──────── Dataset records ────────

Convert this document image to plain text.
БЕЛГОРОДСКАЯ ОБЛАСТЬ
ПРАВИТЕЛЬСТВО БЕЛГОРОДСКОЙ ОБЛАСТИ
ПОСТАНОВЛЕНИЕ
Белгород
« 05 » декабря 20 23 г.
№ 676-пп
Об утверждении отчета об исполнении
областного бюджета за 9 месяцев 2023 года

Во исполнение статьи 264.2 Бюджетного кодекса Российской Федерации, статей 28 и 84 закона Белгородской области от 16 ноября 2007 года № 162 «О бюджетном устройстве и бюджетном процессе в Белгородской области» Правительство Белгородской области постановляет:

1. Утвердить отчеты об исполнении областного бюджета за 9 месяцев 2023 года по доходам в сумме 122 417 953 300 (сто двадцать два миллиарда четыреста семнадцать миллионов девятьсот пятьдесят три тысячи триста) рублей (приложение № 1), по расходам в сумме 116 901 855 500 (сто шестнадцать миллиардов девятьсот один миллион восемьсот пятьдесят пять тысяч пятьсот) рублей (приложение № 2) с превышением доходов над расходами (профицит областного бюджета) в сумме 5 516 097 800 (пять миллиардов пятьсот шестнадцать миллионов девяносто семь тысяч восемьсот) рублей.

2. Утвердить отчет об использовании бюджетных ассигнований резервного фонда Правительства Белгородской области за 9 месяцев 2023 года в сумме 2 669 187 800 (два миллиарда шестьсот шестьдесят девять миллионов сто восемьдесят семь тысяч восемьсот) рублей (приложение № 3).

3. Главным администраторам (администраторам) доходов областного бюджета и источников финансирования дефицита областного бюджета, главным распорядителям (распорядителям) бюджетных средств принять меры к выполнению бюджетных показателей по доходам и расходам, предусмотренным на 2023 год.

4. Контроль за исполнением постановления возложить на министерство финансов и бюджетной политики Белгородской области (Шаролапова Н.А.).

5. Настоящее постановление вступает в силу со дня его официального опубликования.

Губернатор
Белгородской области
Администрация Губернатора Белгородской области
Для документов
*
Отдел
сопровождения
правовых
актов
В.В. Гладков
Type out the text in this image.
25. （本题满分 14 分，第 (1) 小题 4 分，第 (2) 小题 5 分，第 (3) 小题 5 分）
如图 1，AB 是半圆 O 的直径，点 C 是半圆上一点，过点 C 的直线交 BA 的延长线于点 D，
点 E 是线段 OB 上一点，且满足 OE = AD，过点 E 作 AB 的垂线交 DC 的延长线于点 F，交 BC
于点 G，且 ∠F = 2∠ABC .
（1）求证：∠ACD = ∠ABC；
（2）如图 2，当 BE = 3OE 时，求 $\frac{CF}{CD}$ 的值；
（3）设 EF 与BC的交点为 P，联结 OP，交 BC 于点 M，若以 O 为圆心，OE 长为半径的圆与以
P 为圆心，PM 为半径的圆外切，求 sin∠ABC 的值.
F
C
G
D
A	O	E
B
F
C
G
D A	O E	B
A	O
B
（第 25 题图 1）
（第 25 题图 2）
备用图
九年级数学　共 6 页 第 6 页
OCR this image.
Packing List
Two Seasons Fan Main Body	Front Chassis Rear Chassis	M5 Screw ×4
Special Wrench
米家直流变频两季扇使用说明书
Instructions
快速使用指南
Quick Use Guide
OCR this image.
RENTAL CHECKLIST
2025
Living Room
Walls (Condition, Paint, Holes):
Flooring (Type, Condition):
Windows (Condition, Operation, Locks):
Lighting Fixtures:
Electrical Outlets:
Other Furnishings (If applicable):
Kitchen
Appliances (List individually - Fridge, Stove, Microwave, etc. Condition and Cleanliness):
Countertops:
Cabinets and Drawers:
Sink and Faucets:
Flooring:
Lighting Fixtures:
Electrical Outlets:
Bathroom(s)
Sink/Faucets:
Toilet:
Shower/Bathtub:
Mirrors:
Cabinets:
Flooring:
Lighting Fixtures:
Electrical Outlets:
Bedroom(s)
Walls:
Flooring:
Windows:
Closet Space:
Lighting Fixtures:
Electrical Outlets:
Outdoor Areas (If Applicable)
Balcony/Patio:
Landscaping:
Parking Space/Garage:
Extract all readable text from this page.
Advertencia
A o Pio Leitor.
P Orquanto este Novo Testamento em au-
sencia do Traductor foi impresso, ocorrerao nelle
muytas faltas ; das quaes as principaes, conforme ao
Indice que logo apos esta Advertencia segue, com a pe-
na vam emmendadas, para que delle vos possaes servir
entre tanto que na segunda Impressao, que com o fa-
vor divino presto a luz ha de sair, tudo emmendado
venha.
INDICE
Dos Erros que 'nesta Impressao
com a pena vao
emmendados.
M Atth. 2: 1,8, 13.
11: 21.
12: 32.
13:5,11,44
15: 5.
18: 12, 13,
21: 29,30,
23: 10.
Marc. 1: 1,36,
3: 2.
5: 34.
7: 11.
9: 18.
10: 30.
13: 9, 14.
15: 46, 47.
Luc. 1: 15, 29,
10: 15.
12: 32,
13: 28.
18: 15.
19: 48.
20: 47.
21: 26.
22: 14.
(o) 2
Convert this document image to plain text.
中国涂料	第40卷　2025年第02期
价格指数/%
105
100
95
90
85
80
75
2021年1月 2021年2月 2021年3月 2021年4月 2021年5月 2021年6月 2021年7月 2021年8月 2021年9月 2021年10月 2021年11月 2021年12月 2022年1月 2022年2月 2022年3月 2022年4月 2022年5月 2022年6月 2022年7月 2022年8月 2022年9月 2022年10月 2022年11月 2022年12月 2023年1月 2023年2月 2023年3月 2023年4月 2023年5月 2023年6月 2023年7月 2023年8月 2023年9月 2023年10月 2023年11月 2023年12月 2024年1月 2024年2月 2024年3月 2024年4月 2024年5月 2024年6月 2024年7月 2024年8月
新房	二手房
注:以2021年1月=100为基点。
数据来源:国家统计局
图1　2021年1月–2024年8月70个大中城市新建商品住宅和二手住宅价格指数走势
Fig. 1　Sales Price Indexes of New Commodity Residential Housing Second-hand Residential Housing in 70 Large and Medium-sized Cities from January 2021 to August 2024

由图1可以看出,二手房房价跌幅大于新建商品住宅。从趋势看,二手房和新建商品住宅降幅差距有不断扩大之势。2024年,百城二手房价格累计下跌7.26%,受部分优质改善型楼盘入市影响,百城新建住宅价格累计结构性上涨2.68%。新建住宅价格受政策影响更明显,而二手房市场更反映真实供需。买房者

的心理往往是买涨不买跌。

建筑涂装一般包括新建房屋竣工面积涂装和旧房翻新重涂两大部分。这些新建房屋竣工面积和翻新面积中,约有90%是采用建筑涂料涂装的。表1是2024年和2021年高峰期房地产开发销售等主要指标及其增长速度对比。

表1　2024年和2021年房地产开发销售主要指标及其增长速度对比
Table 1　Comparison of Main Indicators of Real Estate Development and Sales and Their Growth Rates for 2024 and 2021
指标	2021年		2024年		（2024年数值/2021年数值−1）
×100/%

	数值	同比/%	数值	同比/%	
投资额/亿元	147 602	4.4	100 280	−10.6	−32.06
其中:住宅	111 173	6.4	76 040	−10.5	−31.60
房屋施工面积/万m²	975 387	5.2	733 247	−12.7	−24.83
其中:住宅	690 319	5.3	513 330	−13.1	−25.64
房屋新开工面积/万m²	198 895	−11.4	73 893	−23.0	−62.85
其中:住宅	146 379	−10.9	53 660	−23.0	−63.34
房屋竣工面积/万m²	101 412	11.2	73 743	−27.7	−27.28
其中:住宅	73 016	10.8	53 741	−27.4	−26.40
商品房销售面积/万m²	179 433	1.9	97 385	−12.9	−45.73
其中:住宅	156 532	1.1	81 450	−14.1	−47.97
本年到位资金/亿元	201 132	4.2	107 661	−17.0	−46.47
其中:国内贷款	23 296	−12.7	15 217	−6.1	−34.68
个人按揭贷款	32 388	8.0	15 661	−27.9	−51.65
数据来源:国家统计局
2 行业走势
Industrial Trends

────────

What is needed.
Tell how many lines hold the string "миллиарда", giving the number and nothing else.

Solution for this problem.
2